* [Selected text]
Question

A particle is projected on a frictionless inclined plane of inclination ${37}^{\circ }$ from the horizontal, with the projection angle ${45}^{\circ }$ from the inclined plane as shown in the figure. After one collision from the plane, it reaches to its initial point of projection. Coefficient of restitution between particle and plane is

• A. $\frac{3}{25}$
• B. $\frac{2}{3}$
• C. None of these
• D. $\frac{1}{3}$
  

Answer 1

The correct option is D $\frac{1}{3}$

Hint: “Coefficient of restitution”

* [Parts of the exercise]
a: In the inclined-plane problem, which option is marked as correct for the coefficient of restitution?
b: Carry on the inclined-plane problem from the point where it stops.

* [Records provided]

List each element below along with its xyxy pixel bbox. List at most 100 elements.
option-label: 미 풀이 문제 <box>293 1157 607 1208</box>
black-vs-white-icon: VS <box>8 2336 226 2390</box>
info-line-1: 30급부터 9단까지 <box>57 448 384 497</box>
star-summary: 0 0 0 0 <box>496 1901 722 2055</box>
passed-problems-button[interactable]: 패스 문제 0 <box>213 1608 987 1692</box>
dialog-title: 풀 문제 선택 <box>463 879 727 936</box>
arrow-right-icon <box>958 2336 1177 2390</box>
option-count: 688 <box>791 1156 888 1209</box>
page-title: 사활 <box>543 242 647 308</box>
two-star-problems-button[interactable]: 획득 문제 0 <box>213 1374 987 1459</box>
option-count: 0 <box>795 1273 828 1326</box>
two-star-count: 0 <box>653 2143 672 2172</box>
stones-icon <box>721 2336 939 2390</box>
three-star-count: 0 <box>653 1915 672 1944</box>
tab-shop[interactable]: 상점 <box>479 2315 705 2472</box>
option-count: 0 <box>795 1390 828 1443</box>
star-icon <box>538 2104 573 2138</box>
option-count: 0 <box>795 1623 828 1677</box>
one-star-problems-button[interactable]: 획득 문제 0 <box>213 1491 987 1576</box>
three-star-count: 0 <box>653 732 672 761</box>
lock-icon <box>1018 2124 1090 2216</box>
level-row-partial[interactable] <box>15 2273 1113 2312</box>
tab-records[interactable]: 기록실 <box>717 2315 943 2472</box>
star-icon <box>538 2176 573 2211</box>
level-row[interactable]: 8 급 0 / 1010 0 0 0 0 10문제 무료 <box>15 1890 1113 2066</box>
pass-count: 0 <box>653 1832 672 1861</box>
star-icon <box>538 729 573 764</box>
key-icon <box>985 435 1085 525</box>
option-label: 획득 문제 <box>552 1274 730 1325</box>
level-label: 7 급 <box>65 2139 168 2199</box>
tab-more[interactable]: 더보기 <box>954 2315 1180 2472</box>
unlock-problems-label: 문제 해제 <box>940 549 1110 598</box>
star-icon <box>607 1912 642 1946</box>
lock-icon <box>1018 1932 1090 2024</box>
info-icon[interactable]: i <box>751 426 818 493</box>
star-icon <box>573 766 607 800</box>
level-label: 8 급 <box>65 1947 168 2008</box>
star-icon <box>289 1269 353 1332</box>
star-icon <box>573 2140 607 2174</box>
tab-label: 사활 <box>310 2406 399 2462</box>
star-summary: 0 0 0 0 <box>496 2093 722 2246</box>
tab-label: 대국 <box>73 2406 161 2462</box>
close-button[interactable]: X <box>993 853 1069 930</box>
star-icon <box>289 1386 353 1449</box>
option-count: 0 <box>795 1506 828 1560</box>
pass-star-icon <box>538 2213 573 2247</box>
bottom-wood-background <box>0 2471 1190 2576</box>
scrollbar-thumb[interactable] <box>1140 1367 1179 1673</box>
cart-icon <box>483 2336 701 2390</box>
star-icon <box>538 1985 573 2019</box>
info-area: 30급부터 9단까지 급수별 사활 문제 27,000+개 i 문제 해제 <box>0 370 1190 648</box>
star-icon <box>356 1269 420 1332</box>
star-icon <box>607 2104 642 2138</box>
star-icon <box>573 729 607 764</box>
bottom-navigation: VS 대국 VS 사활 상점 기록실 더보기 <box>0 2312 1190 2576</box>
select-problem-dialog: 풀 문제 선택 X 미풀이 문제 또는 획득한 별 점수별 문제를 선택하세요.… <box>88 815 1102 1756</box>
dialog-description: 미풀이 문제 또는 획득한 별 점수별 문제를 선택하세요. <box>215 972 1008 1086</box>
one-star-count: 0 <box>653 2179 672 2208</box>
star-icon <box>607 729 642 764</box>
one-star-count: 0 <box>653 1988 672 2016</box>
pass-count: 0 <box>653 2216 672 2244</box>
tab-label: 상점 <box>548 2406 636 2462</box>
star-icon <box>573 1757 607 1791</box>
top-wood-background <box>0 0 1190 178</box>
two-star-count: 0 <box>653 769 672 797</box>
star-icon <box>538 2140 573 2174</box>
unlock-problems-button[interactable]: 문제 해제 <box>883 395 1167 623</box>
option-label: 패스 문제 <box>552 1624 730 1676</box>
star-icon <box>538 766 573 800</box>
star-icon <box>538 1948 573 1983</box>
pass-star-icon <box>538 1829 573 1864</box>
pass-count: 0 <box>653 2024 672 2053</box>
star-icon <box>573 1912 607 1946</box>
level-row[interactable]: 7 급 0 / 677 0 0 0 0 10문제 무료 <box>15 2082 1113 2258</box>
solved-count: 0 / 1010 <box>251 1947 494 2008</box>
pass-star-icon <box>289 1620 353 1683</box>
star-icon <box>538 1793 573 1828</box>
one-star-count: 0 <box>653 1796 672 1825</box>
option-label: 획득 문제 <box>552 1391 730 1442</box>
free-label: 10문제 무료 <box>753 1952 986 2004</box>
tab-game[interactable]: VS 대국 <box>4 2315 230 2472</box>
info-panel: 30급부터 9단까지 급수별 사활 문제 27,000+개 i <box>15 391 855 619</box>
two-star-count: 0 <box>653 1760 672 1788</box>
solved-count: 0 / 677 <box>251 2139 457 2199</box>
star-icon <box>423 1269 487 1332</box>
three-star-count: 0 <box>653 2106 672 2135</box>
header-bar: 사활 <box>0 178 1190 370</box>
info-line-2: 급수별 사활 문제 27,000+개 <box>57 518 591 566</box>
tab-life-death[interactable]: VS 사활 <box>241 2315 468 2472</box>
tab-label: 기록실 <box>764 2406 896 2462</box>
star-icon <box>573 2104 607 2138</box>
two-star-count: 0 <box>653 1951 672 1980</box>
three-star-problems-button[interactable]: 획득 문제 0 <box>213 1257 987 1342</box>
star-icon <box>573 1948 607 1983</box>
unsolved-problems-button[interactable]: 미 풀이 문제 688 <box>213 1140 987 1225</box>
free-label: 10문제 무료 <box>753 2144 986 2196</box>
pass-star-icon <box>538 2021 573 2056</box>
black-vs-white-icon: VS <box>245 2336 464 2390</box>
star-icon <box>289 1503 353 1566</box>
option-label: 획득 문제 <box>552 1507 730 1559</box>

* [Responses to the tasks]
a: Option D, $\frac{1}{3}$.

b:
Formula used:

$e=\frac{\text{Velocity of seperation}}{\text{Velocity of approach}}$

$s=ut+\frac{1}{2}a{t}^2$

Solution:

$v\sin \theta =u\sin {45}^{\circ }$

$t_2=\frac{2ev\sin \theta }{g\cos {37}^{\circ }}$

$=\frac{5\sqrt{2}eu}{4g}$

During upward motion;

$R=u\cos {45}^{\circ }{t}_1-\frac{1}{2}g\sin {37}^{\circ }{t}_1^2$

$=\frac{4}{\sqrt{2}}\frac{5\sqrt{2u}}{4g}-\frac{1}{2}g\frac{3}{5}\frac{25\times 2u^2}{16g^2}=\frac{5}{16}\frac{u^2}{g}$

$v\cos \theta =u\cos {45}^{\circ }-g\sin {37}^{\circ }{t}_1$

$=\frac{u}{\sqrt{2}}-\frac{3\sqrt{2}}{4}u$

During downward motion;

$R=-v\cos \theta t_2+\frac{1}{2}g\sin {37}^{\circ }.t_2^2$

$\frac{5}{16}\frac{u^2}{g}=-(\frac{u}{\sqrt{2}}-\frac{3\sqrt{2}u}{4})\frac{5\sqrt{2}eu}{4g}+\frac{1}{2}g\frac{3}{5}\left(\frac{25e^2\times 2u^2}{16g^2}\right)$

$3e^2+2e-1=0$

$e=\frac{-2+\sqrt{4+12}}{6}=\frac{-2+4}{6}=\frac{1}{3}$

Final answer : $\left(b\right)$.